_Extracted information_
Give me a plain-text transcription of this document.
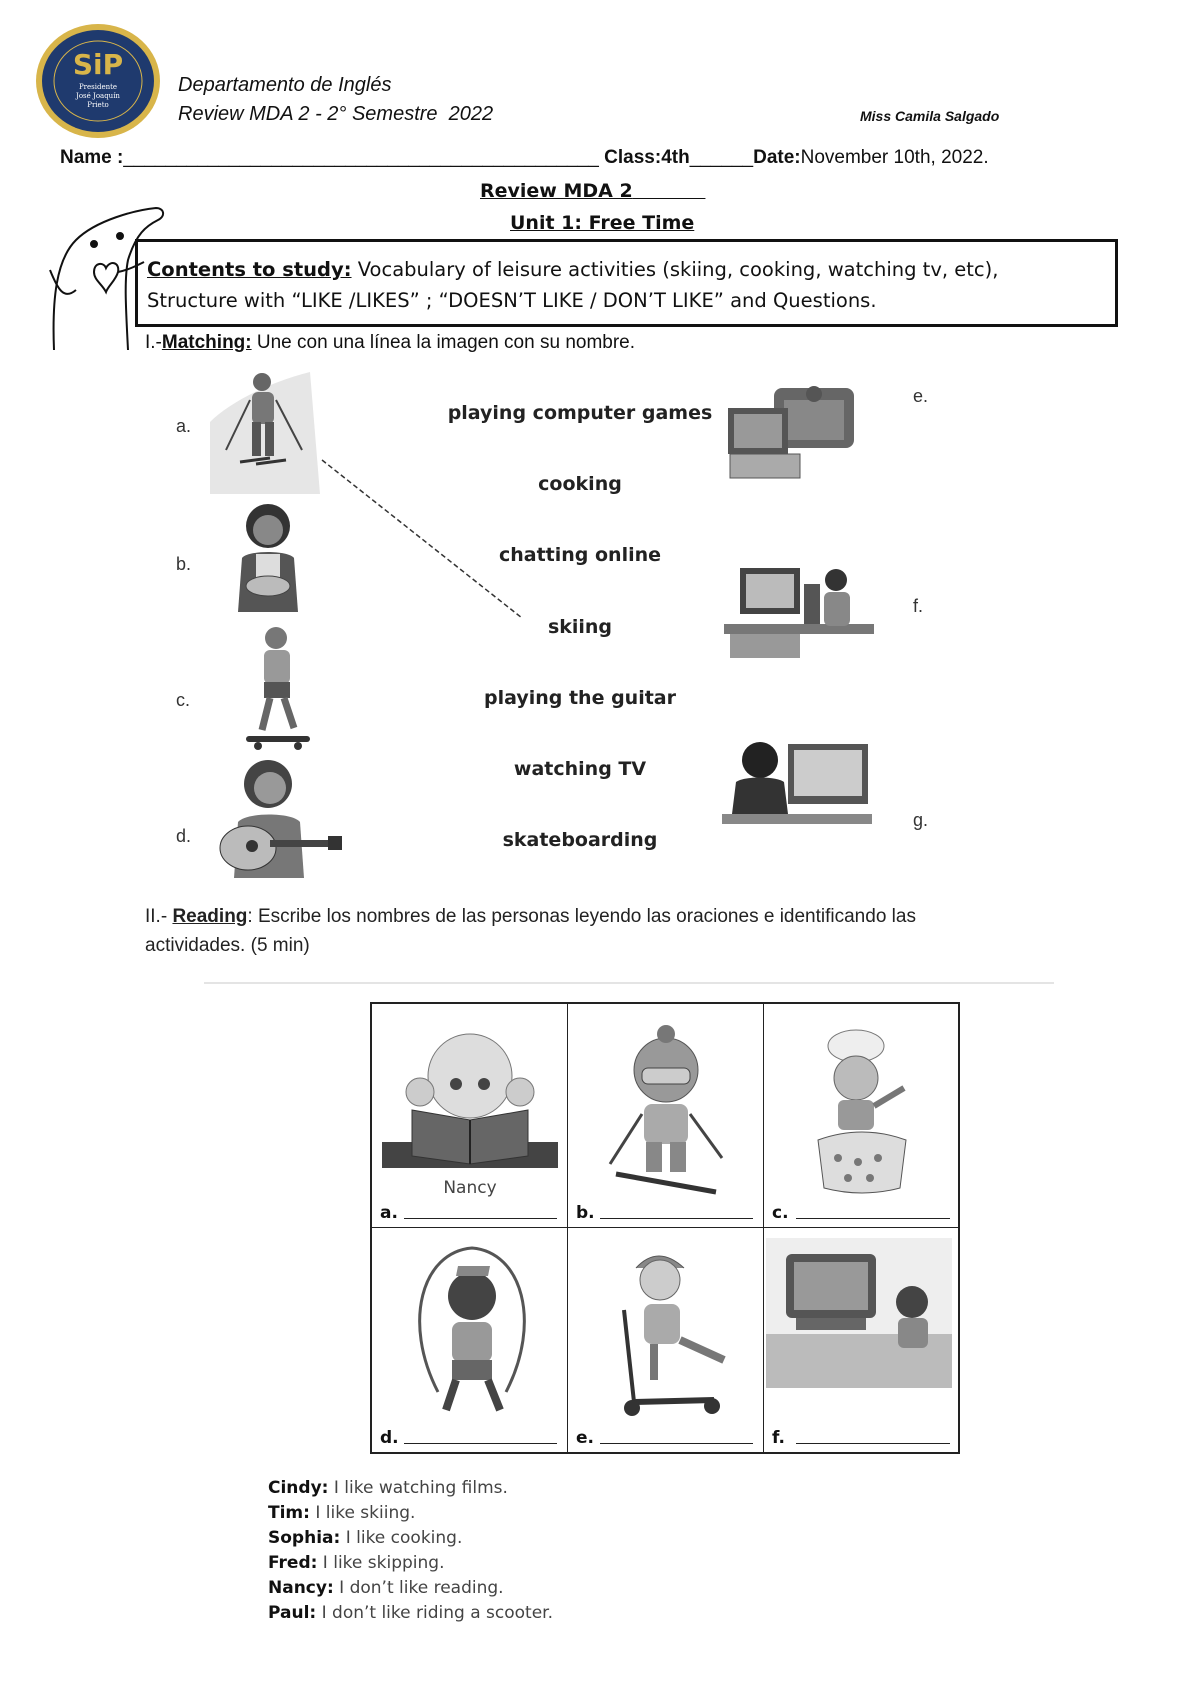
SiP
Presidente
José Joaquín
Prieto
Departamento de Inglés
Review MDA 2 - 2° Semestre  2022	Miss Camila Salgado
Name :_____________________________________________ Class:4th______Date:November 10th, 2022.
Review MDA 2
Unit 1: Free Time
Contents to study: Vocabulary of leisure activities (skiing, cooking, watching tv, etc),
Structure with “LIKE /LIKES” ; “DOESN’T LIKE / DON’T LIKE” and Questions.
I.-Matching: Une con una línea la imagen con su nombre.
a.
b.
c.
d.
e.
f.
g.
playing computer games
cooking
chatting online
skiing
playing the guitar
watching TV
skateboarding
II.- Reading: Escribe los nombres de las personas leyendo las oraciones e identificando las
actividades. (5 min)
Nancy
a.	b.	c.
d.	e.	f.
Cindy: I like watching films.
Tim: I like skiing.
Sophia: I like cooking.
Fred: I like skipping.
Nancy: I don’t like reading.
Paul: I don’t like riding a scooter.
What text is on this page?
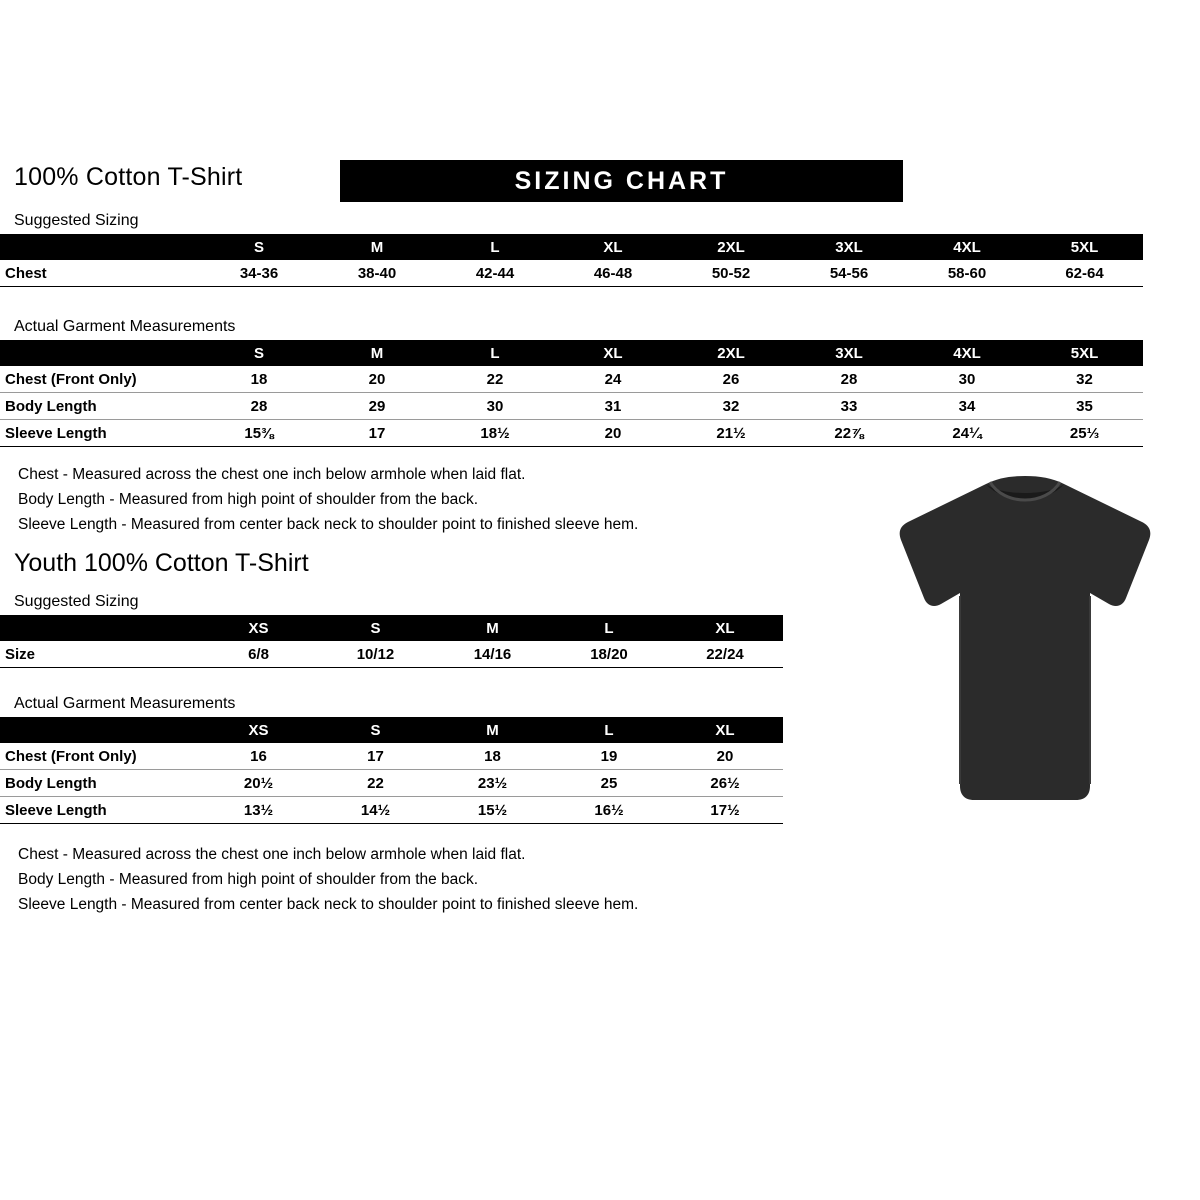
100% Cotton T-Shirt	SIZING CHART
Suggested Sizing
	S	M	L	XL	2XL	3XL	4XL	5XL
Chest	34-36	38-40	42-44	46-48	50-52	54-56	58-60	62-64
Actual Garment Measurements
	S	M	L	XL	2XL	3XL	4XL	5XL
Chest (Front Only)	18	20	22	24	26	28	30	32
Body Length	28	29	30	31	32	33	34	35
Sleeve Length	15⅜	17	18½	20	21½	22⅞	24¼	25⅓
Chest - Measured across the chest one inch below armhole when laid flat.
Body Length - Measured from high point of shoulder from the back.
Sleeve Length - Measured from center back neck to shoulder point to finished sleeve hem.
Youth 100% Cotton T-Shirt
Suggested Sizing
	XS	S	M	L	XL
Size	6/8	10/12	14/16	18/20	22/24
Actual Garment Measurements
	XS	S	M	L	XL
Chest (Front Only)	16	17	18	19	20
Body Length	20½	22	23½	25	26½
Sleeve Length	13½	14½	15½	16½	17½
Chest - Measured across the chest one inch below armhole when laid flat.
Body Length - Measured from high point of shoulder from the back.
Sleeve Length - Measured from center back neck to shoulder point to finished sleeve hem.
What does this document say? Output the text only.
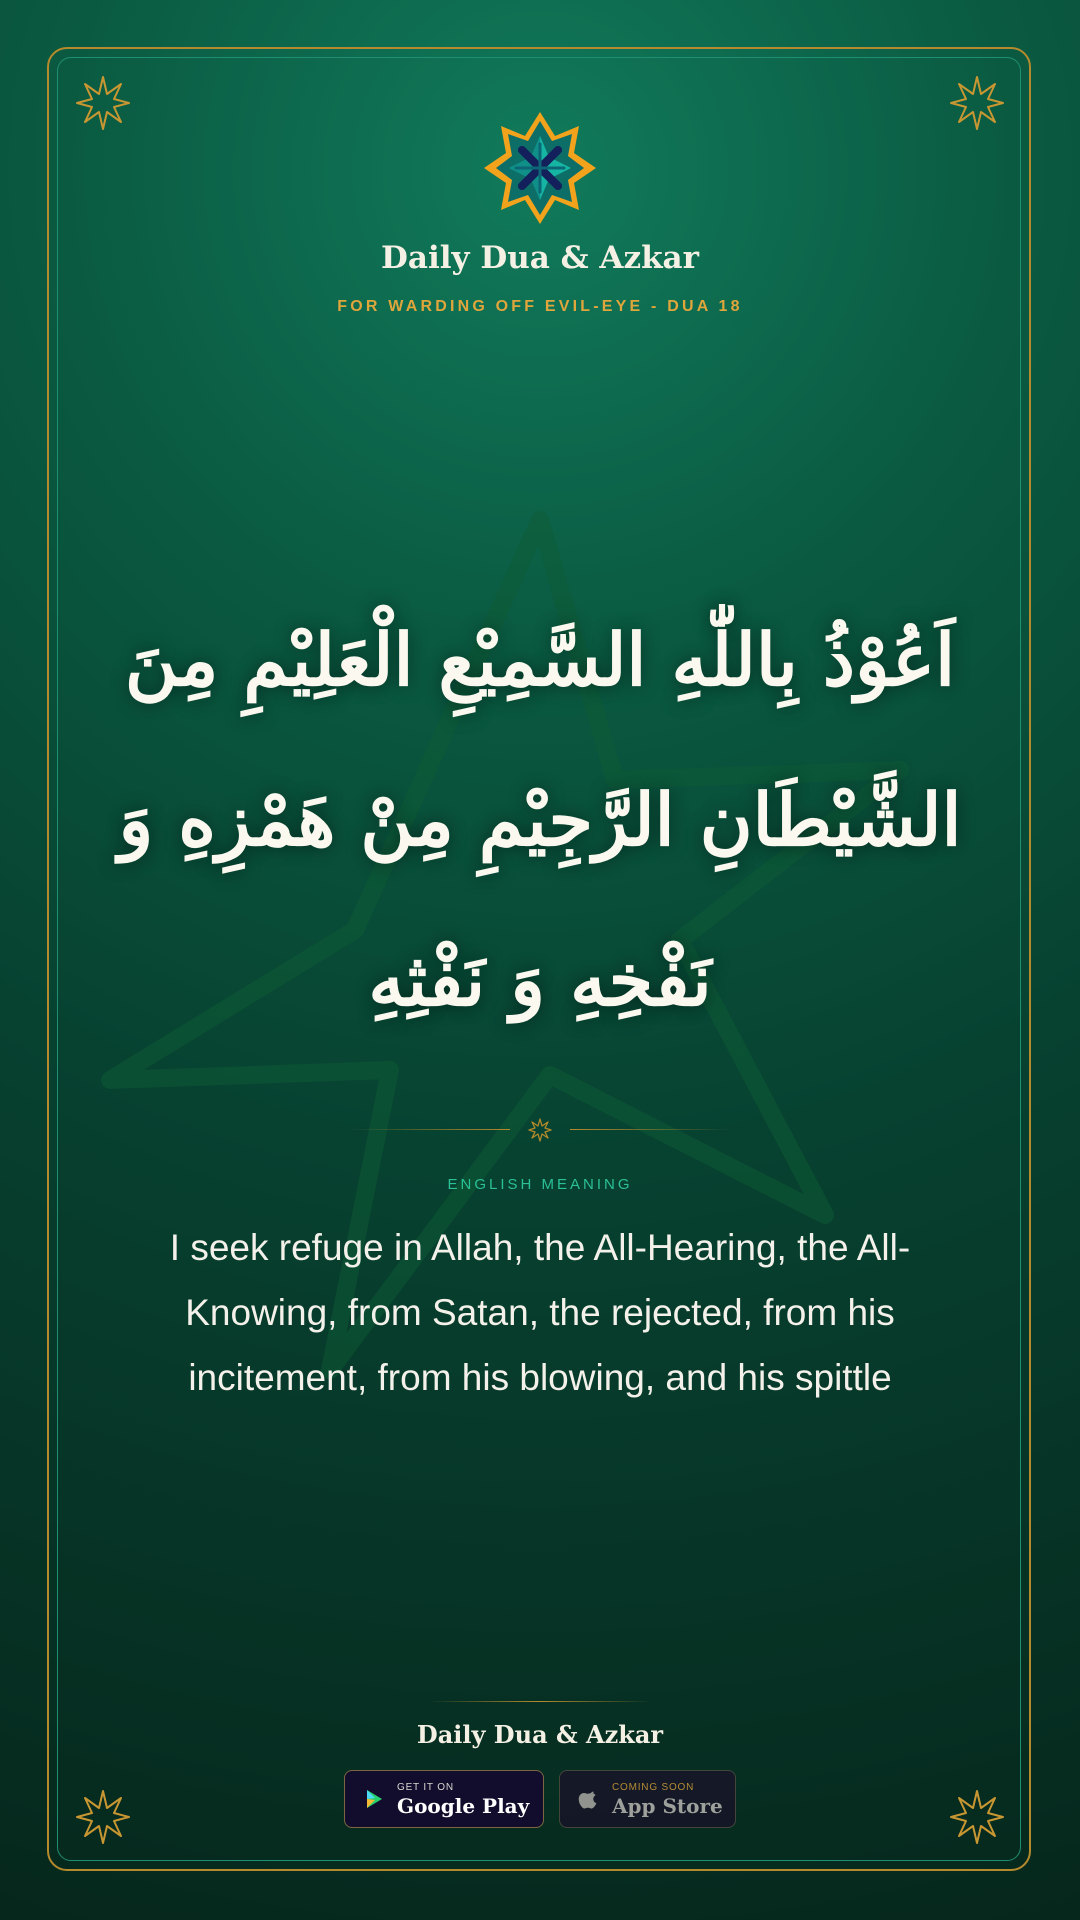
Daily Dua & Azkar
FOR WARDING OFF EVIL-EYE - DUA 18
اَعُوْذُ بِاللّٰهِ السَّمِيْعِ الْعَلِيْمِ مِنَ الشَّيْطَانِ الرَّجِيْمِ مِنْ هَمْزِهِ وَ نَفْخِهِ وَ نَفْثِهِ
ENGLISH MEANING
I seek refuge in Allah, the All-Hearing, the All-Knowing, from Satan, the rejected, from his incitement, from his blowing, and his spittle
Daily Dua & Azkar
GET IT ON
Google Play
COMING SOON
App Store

_Aim_
Quote the material in full and exactly; do not carry over its pictures.

_The solution_
Give me a plain-text transcription of this document.
SiP
Presidente
José Joaquín
Prieto
Departamento de Inglés
Review MDA 2 - 2° Semestre  2022	Miss Camila Salgado
Name :_____________________________________________ Class:4th______Date:November 10th, 2022.
Review MDA 2
Unit 1: Free Time
Contents to study: Vocabulary of leisure activities (skiing, cooking, watching tv, etc),
Structure with “LIKE /LIKES” ; “DOESN’T LIKE / DON’T LIKE” and Questions.
I.-Matching: Une con una línea la imagen con su nombre.
a.
b.
c.
d.
e.
f.
g.
playing computer games
cooking
chatting online
skiing
playing the guitar
watching TV
skateboarding
II.- Reading: Escribe los nombres de las personas leyendo las oraciones e identificando las
actividades. (5 min)
Nancy
a.	b.	c.
d.	e.	f.
Cindy: I like watching films.
Tim: I like skiing.
Sophia: I like cooking.
Fred: I like skipping.
Nancy: I don’t like reading.
Paul: I don’t like riding a scooter.
What text is on this page?
100% Cotton T-Shirt	SIZING CHART
Suggested Sizing
	S	M	L	XL	2XL	3XL	4XL	5XL
Chest	34-36	38-40	42-44	46-48	50-52	54-56	58-60	62-64
Actual Garment Measurements
	S	M	L	XL	2XL	3XL	4XL	5XL
Chest (Front Only)	18	20	22	24	26	28	30	32
Body Length	28	29	30	31	32	33	34	35
Sleeve Length	15⅜	17	18½	20	21½	22⅞	24¼	25⅓
Chest - Measured across the chest one inch below armhole when laid flat.
Body Length - Measured from high point of shoulder from the back.
Sleeve Length - Measured from center back neck to shoulder point to finished sleeve hem.
Youth 100% Cotton T-Shirt
Suggested Sizing
	XS	S	M	L	XL
Size	6/8	10/12	14/16	18/20	22/24
Actual Garment Measurements
	XS	S	M	L	XL
Chest (Front Only)	16	17	18	19	20
Body Length	20½	22	23½	25	26½
Sleeve Length	13½	14½	15½	16½	17½
Chest - Measured across the chest one inch below armhole when laid flat.
Body Length - Measured from high point of shoulder from the back.
Sleeve Length - Measured from center back neck to shoulder point to finished sleeve hem.
What does this document say? Output the text only.
Daily Dua & Azkar
FOR WARDING OFF EVIL-EYE - DUA 18
اَعُوْذُ بِاللّٰهِ السَّمِيْعِ الْعَلِيْمِ مِنَ الشَّيْطَانِ الرَّجِيْمِ مِنْ هَمْزِهِ وَ نَفْخِهِ وَ نَفْثِهِ
ENGLISH MEANING
I seek refuge in Allah, the All-Hearing, the All-Knowing, from Satan, the rejected, from his incitement, from his blowing, and his spittle
Daily Dua & Azkar
GET IT ON
Google Play
COMING SOON
App Store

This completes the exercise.